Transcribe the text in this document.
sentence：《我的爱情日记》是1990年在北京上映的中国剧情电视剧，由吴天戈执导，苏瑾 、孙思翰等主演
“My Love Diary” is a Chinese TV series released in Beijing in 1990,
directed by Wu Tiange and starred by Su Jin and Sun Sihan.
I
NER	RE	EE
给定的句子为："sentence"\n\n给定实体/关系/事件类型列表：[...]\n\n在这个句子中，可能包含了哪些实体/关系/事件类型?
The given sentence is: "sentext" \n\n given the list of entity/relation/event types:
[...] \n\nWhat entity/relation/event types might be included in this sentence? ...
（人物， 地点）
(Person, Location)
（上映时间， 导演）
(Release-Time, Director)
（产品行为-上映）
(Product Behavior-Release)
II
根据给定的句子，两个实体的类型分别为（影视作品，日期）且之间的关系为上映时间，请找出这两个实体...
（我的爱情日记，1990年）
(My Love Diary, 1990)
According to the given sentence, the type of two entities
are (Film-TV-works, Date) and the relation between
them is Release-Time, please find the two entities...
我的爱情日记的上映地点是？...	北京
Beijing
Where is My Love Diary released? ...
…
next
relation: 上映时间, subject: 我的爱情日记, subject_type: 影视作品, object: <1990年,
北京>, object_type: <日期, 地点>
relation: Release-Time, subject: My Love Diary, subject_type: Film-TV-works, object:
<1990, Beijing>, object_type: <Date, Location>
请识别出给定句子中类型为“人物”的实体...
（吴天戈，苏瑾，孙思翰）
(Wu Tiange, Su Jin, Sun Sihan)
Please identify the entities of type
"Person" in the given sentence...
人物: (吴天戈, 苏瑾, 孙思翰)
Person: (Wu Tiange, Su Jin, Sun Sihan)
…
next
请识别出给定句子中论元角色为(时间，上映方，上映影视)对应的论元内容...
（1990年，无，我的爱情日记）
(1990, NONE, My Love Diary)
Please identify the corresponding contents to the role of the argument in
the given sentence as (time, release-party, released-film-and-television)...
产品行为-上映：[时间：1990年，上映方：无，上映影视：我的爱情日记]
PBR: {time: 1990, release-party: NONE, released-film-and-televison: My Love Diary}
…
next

- - - -

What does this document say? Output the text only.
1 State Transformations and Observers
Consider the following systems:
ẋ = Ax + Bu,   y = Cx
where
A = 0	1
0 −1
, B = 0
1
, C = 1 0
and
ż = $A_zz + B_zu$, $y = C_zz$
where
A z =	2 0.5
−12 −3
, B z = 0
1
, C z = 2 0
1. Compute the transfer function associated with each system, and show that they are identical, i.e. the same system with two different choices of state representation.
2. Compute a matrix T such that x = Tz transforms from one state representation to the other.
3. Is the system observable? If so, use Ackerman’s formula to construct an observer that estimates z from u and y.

- - - -

**Required work**.
Search the listing for the word "works" and return each line that holds it.

**Task response**.
are (Film-TV-works, Date) and the relation between
relation: Release-Time, subject: My Love Diary, subject_type: Film-TV-works, object:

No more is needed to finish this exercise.